## Task
Print all entries precisely as they are written.

(Collected data entries)
□ □ □

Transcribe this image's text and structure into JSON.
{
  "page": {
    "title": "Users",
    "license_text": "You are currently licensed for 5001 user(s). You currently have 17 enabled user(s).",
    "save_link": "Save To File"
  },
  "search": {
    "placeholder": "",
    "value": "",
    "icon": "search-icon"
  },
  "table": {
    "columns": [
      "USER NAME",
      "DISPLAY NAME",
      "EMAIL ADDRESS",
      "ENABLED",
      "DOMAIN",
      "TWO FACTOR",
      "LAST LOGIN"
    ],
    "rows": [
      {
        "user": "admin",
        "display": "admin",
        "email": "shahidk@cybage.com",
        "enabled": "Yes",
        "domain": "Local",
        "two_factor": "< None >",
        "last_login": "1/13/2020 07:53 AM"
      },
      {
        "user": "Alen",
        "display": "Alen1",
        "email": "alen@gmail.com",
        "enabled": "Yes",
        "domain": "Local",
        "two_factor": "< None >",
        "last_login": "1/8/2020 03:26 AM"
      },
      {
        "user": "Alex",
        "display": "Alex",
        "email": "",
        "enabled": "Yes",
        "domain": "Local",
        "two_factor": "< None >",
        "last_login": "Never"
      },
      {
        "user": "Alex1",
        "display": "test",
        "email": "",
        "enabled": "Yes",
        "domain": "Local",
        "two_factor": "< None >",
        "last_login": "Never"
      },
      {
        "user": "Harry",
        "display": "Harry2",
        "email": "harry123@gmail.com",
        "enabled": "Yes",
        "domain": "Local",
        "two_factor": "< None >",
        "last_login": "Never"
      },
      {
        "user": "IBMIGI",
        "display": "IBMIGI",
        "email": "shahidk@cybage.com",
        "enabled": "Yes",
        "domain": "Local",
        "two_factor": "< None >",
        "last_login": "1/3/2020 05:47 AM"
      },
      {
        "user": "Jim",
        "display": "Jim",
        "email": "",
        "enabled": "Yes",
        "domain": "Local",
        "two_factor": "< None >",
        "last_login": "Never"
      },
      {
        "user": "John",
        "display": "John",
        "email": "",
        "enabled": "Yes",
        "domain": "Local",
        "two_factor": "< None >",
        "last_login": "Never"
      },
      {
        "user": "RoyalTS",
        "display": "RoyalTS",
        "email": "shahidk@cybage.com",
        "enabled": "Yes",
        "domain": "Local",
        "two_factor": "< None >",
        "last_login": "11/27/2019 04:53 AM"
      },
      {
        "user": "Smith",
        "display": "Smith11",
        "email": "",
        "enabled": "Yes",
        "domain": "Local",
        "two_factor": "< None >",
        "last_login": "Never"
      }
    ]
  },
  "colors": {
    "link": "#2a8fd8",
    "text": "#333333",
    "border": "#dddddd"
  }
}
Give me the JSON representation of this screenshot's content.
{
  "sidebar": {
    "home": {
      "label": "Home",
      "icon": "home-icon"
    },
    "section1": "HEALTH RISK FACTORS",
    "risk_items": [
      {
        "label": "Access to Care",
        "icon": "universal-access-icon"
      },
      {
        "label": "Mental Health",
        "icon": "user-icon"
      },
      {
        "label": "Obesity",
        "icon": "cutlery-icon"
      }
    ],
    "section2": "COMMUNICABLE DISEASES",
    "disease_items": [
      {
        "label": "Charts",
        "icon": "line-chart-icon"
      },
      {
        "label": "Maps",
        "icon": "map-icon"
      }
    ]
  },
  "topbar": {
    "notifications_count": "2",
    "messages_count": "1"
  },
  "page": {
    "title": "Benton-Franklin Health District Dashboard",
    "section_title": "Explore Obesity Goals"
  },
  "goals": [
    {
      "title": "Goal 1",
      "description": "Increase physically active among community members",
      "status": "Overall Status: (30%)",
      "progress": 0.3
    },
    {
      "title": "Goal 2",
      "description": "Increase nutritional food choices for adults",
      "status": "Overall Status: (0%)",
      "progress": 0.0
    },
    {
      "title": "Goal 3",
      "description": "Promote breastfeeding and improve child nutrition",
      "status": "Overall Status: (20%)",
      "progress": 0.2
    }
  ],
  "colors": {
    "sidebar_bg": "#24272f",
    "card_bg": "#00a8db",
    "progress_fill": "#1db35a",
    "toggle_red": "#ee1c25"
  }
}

□ □ □

## Written reply
Transcribe this image's text and structure into JSON.
{
  "page": {
    "title": "Users",
    "license_text": "You are currently licensed for 5001 user(s). You currently have 17 enabled user(s).",
    "save_link": "Save To File"
  },
  "search": {
    "placeholder": "",
    "value": "",
    "icon": "search-icon"
  },
  "table": {
    "columns": [
      "USER NAME",
      "DISPLAY NAME",
      "EMAIL ADDRESS",
      "ENABLED",
      "DOMAIN",
      "TWO FACTOR",
      "LAST LOGIN"
    ],
    "rows": [
      {
        "user": "admin",
        "display": "admin",
        "email": "shahidk@cybage.com",
        "enabled": "Yes",
        "domain": "Local",
        "two_factor": "< None >",
        "last_login": "1/13/2020 07:53 AM"
      },
      {
        "user": "Alen",
        "display": "Alen1",
        "email": "alen@gmail.com",
        "enabled": "Yes",
        "domain": "Local",
        "two_factor": "< None >",
        "last_login": "1/8/2020 03:26 AM"
      },
      {
        "user": "Alex",
        "display": "Alex",
        "email": "",
        "enabled": "Yes",
        "domain": "Local",
        "two_factor": "< None >",
        "last_login": "Never"
      },
      {
        "user": "Alex1",
        "display": "test",
        "email": "",
        "enabled": "Yes",
        "domain": "Local",
        "two_factor": "< None >",
        "last_login": "Never"
      },
      {
        "user": "Harry",
        "display": "Harry2",
        "email": "harry123@gmail.com",
        "enabled": "Yes",
        "domain": "Local",
        "two_factor": "< None >",
        "last_login": "Never"
      },
      {
        "user": "IBMIGI",
        "display": "IBMIGI",
        "email": "shahidk@cybage.com",
        "enabled": "Yes",
        "domain": "Local",
        "two_factor": "< None >",
        "last_login": "1/3/2020 05:47 AM"
      },
      {
        "user": "Jim",
        "display": "Jim",
        "email": "",
        "enabled": "Yes",
        "domain": "Local",
        "two_factor": "< None >",
        "last_login": "Never"
      },
      {
        "user": "John",
        "display": "John",
        "email": "",
        "enabled": "Yes",
        "domain": "Local",
        "two_factor": "< None >",
        "last_login": "Never"
      },
      {
        "user": "RoyalTS",
        "display": "RoyalTS",
        "email": "shahidk@cybage.com",
        "enabled": "Yes",
        "domain": "Local",
        "two_factor": "< None >",
        "last_login": "11/27/2019 04:53 AM"
      },
      {
        "user": "Smith",
        "display": "Smith11",
        "email": "",
        "enabled": "Yes",
        "domain": "Local",
        "two_factor": "< None >",
        "last_login": "Never"
      }
    ]
  },
  "colors": {
    "link": "#2a8fd8",
    "text": "#333333",
    "border": "#dddddd"
  }
}
Give me the JSON representation of this screenshot's content.
{
  "sidebar": {
    "home": {
      "label": "Home",
      "icon": "home-icon"
    },
    "section1": "HEALTH RISK FACTORS",
    "risk_items": [
      {
        "label": "Access to Care",
        "icon": "universal-access-icon"
      },
      {
        "label": "Mental Health",
        "icon": "user-icon"
      },
      {
        "label": "Obesity",
        "icon": "cutlery-icon"
      }
    ],
    "section2": "COMMUNICABLE DISEASES",
    "disease_items": [
      {
        "label": "Charts",
        "icon": "line-chart-icon"
      },
      {
        "label": "Maps",
        "icon": "map-icon"
      }
    ]
  },
  "topbar": {
    "notifications_count": "2",
    "messages_count": "1"
  },
  "page": {
    "title": "Benton-Franklin Health District Dashboard",
    "section_title": "Explore Obesity Goals"
  },
  "goals": [
    {
      "title": "Goal 1",
      "description": "Increase physically active among community members",
      "status": "Overall Status: (30%)",
      "progress": 0.3
    },
    {
      "title": "Goal 2",
      "description": "Increase nutritional food choices for adults",
      "status": "Overall Status: (0%)",
      "progress": 0.0
    },
    {
      "title": "Goal 3",
      "description": "Promote breastfeeding and improve child nutrition",
      "status": "Overall Status: (20%)",
      "progress": 0.2
    }
  ],
  "colors": {
    "sidebar_bg": "#24272f",
    "card_bg": "#00a8db",
    "progress_fill": "#1db35a",
    "toggle_red": "#ee1c25"
  }
}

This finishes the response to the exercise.